Reproduce the rows verbatim, beginning with the line containing "wind-speed-badge: 7 (360, 276, 411, 303)" and continuing through the line containing "wind-speed-badge: 9 (228, 276, 279, 303)".

(Element boundary records)
┌──
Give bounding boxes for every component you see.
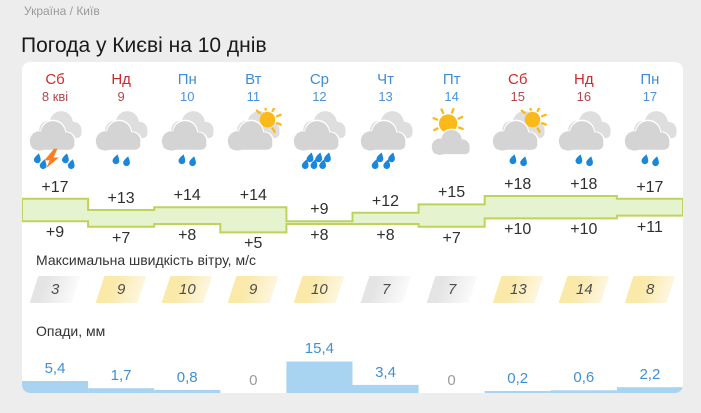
wind-speed-badge: 7 (360, 276, 411, 303)
day-name: Пн (154, 71, 220, 88)
precip-value: 1,7 (88, 367, 154, 384)
day-name: Ср (286, 71, 352, 88)
wind-row: 39109107713148 (22, 276, 683, 306)
low-temp: +7 (88, 230, 154, 248)
wind-speed-badge: 13 (492, 276, 543, 303)
rain-icon (353, 108, 419, 174)
low-temp: +11 (617, 219, 683, 237)
sun-cloud-icon (419, 108, 485, 174)
day-name: Пт (419, 71, 485, 88)
day-date: 9 (88, 89, 154, 104)
high-temp: +14 (154, 187, 220, 205)
precip-value: 2,2 (617, 366, 683, 383)
day-name: Пн (617, 71, 683, 88)
day-date: 15 (485, 89, 551, 104)
precip-value: 5,4 (22, 360, 88, 377)
rain-icon (154, 108, 220, 174)
wind-speed-badge: 14 (558, 276, 609, 303)
heavy-rain-icon (286, 108, 352, 174)
page-title: Погода у Києві на 10 днів (21, 34, 267, 58)
day-name: Нд (88, 71, 154, 88)
day-date: 16 (551, 89, 617, 104)
high-temp: +9 (286, 201, 352, 219)
cloud-sun-icon (220, 108, 286, 174)
day-name: Вт (220, 71, 286, 88)
precip-value: 0,6 (551, 369, 617, 386)
high-temp: +14 (220, 187, 286, 205)
wind-speed-badge: 7 (426, 276, 477, 303)
low-temp: +8 (286, 227, 352, 245)
wind-speed-badge: 9 (228, 276, 279, 303)
wind-speed-badge: 8 (625, 276, 676, 303)
low-temp: +8 (154, 227, 220, 245)
high-temp: +17 (22, 179, 88, 197)
high-temp: +13 (88, 190, 154, 208)
low-temp: +10 (551, 221, 617, 239)
high-temp: +18 (551, 176, 617, 194)
rain-icon (617, 108, 683, 174)
day-name: Чт (353, 71, 419, 88)
wind-speed-badge: 9 (96, 276, 147, 303)
precip-value: 0,2 (485, 370, 551, 387)
day-date: 17 (617, 89, 683, 104)
sun-rain-icon (485, 108, 551, 174)
day-name: Нд (551, 71, 617, 88)
wind-speed-badge: 10 (294, 276, 345, 303)
forecast-card: Сб8 квіНд9Пн10Вт11Ср12Чт13Пт14Сб15Нд16Пн… (22, 62, 683, 393)
day-date: 10 (154, 89, 220, 104)
precip-value: 15,4 (286, 340, 352, 357)
low-temp: +5 (220, 235, 286, 253)
precip-value: 0 (419, 372, 485, 389)
high-temp: +17 (617, 179, 683, 197)
high-temp: +15 (419, 184, 485, 202)
breadcrumb[interactable]: Україна / Київ (24, 4, 100, 18)
wind-section-label: Максимальна швидкість вітру, м/с (36, 252, 256, 268)
day-date: 8 кві (22, 89, 88, 104)
precip-section-label: Опади, мм (36, 323, 105, 339)
high-temp: +18 (485, 176, 551, 194)
wind-speed-badge: 3 (30, 276, 81, 303)
precip-value: 0,8 (154, 369, 220, 386)
day-name: Сб (22, 71, 88, 88)
day-name: Сб (485, 71, 551, 88)
low-temp: +8 (353, 227, 419, 245)
precip-value: 3,4 (353, 364, 419, 381)
precip-value: 0 (220, 372, 286, 389)
day-date: 11 (220, 89, 286, 104)
day-date: 13 (353, 89, 419, 104)
low-temp: +10 (485, 221, 551, 239)
thunderstorm-icon (22, 108, 88, 174)
rain-icon (551, 108, 617, 174)
wind-speed-badge: 10 (162, 276, 213, 303)
high-temp: +12 (353, 193, 419, 211)
day-date: 14 (419, 89, 485, 104)
rain-icon (88, 108, 154, 174)
low-temp: +7 (419, 230, 485, 248)
low-temp: +9 (22, 224, 88, 242)
day-date: 12 (286, 89, 352, 104)
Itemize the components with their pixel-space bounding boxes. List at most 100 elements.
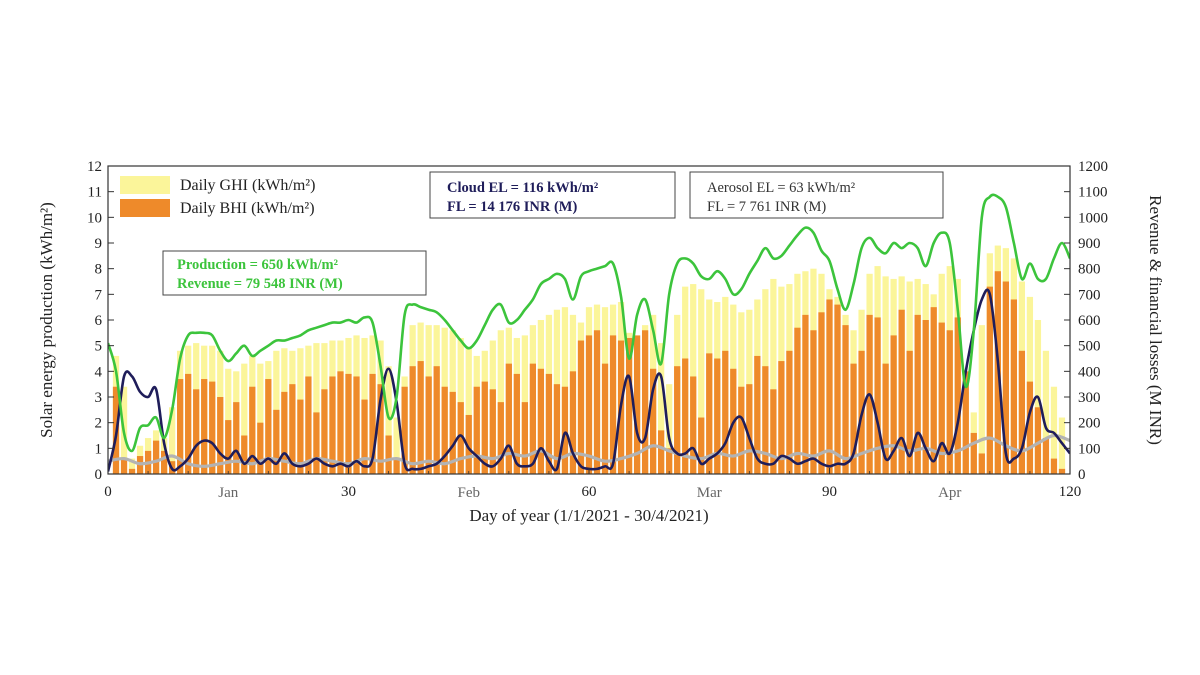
y-tick-label: 0: [95, 467, 103, 483]
y-tick-label: 8: [95, 262, 103, 278]
axis-ticks: 0123456789101112010020030040050060070080…: [87, 159, 1108, 501]
bhi-bar-33: [369, 373, 376, 474]
bhi-bar-37: [401, 386, 408, 474]
y-tick-label: 10: [87, 210, 102, 226]
bhi-bar-30: [345, 373, 352, 474]
bhi-bar-92: [842, 325, 849, 474]
y-axis-title: Solar energy production (kWh/m²): [37, 202, 56, 438]
bhi-bar-88: [810, 330, 817, 474]
bhi-bar-50: [505, 363, 512, 474]
bhi-bar-38: [409, 366, 416, 474]
bhi-bar-85: [786, 350, 793, 474]
ghi-bar-70: [666, 384, 673, 474]
bhi-bar-24: [297, 399, 304, 474]
bhi-bar-9: [177, 379, 184, 474]
month-label: Feb: [458, 485, 481, 501]
annotation-aerosol-line-1: Aerosol EL = 63 kWh/m²: [707, 180, 856, 196]
production-line: [108, 193, 1070, 453]
ghi-bar-74: [698, 289, 705, 474]
bhi-bar-7: [160, 450, 168, 474]
bhi-bar-58: [569, 371, 577, 474]
ghi-bar-26: [313, 343, 320, 474]
bhi-bar-62: [601, 363, 609, 474]
bhi-bar-49: [497, 402, 504, 474]
annotation-cloud-line-1: Cloud EL = 116 kWh/m²: [447, 180, 598, 196]
y-tick-label: 3: [95, 390, 103, 406]
bhi-bar-75: [706, 353, 713, 474]
legend: Daily GHI (kWh/m²) Daily BHI (kWh/m²): [120, 176, 315, 217]
bhi-bar-100: [906, 350, 913, 474]
bhi-bar-99: [898, 309, 905, 474]
y2-tick-label: 400: [1078, 364, 1101, 380]
bhi-bar-67: [641, 330, 649, 474]
y-tick-label: 11: [88, 185, 102, 201]
y-tick-label: 5: [95, 339, 103, 355]
x-tick-label: 30: [341, 484, 356, 500]
bhi-bar-32: [361, 399, 368, 474]
ghi-bar-69: [658, 343, 665, 474]
bhi-bar-107: [962, 371, 969, 474]
bhi-bar-55: [545, 373, 553, 474]
cloud-fl-line: [108, 288, 1070, 472]
ghi-bar-118: [1050, 386, 1058, 474]
annotation-cloud: Cloud EL = 116 kWh/m² FL = 14 176 INR (M…: [429, 171, 676, 219]
bhi-bar-53: [529, 363, 537, 474]
bhi-bar-74: [698, 417, 705, 474]
bhi-bar-27: [321, 389, 328, 474]
bhi-bar-117: [1042, 438, 1050, 474]
bhi-bar-13: [209, 381, 216, 474]
bhi-bar-118: [1050, 458, 1058, 474]
bhi-bar-29: [337, 371, 344, 474]
x-tick-label: 0: [104, 484, 112, 500]
y-tick-label: 12: [87, 159, 102, 175]
bhi-bar-2: [120, 458, 128, 474]
bhi-bar-77: [722, 350, 729, 474]
ghi-bar-8: [169, 407, 176, 474]
bhi-bar-106: [954, 317, 961, 474]
bhi-bar-103: [930, 307, 937, 474]
month-label: Jan: [218, 485, 238, 501]
bhi-bar-45: [465, 414, 472, 474]
bhi-bar-28: [329, 376, 336, 474]
bhi-bar-63: [609, 335, 617, 474]
bhi-bar-6: [152, 440, 160, 474]
y2-tick-label: 100: [1078, 441, 1101, 457]
x-tick-label: 60: [582, 484, 597, 500]
bhi-bar-51: [513, 373, 520, 474]
bhi-bar-54: [537, 368, 545, 474]
annotation-aerosol: Aerosol EL = 63 kWh/m² FL = 7 761 INR (M…: [689, 171, 944, 219]
y2-axis-title: Revenue & financial losses (M INR): [1146, 195, 1165, 445]
bhi-bar-80: [746, 384, 753, 474]
annotation-production-line-1: Production = 650 kWh/m²: [177, 257, 338, 273]
legend-label-bhi: Daily BHI (kWh/m²): [180, 200, 315, 217]
ghi-bar-109: [978, 325, 985, 474]
bhi-bar-10: [185, 373, 192, 474]
bhi-bar-70: [666, 448, 673, 474]
y2-tick-label: 200: [1078, 416, 1101, 432]
bhi-bar-108: [970, 432, 977, 474]
x-tick-label: 90: [822, 484, 837, 500]
bhi-bar-34: [377, 384, 384, 474]
bhi-bar-39: [417, 361, 424, 474]
bhi-bar-11: [193, 389, 200, 474]
bhi-bar-87: [802, 314, 809, 474]
y2-tick-label: 1200: [1078, 159, 1108, 175]
y-tick-label: 1: [95, 441, 103, 457]
bhi-bar-47: [481, 381, 488, 474]
x-axis-title: Day of year (1/1/2021 - 30/4/2021): [469, 506, 708, 525]
bhi-bar-76: [714, 358, 721, 474]
bhi-bar-97: [882, 363, 889, 474]
bhi-bar-102: [922, 320, 929, 474]
bhi-bar-56: [553, 384, 561, 474]
bhi-bar-17: [241, 435, 248, 474]
bhi-bar-116: [1034, 407, 1042, 474]
bhi-bar-68: [650, 368, 657, 474]
bhi-bar-57: [561, 386, 569, 474]
bhi-bar-60: [585, 335, 593, 474]
y2-tick-label: 500: [1078, 339, 1101, 355]
bhi-bar-44: [457, 402, 464, 474]
bhi-bar-3: [128, 468, 136, 474]
bhi-bar-72: [682, 358, 689, 474]
bhi-bar-20: [265, 379, 272, 474]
└──
### Expected answer
wind-speed-badge: 7 (360, 276, 411, 303)
day-name: Пн (154, 71, 220, 88)
precip-value: 1,7 (88, 367, 154, 384)
day-name: Ср (286, 71, 352, 88)
wind-row: 39109107713148 (22, 276, 683, 306)
low-temp: +7 (88, 230, 154, 248)
wind-speed-badge: 13 (492, 276, 543, 303)
rain-icon (353, 108, 419, 174)
low-temp: +11 (617, 219, 683, 237)
sun-cloud-icon (419, 108, 485, 174)
day-name: Пт (419, 71, 485, 88)
day-date: 9 (88, 89, 154, 104)
high-temp: +14 (154, 187, 220, 205)
precip-value: 2,2 (617, 366, 683, 383)
day-name: Пн (617, 71, 683, 88)
day-date: 15 (485, 89, 551, 104)
precip-value: 5,4 (22, 360, 88, 377)
rain-icon (154, 108, 220, 174)
wind-speed-badge: 14 (558, 276, 609, 303)
heavy-rain-icon (286, 108, 352, 174)
page-title: Погода у Києві на 10 днів (21, 34, 267, 58)
day-name: Нд (88, 71, 154, 88)
day-date: 16 (551, 89, 617, 104)
high-temp: +9 (286, 201, 352, 219)
cloud-sun-icon (220, 108, 286, 174)
day-name: Вт (220, 71, 286, 88)
precip-value: 0,6 (551, 369, 617, 386)
high-temp: +14 (220, 187, 286, 205)
wind-speed-badge: 7 (426, 276, 477, 303)
low-temp: +8 (286, 227, 352, 245)
wind-speed-badge: 9 (228, 276, 279, 303)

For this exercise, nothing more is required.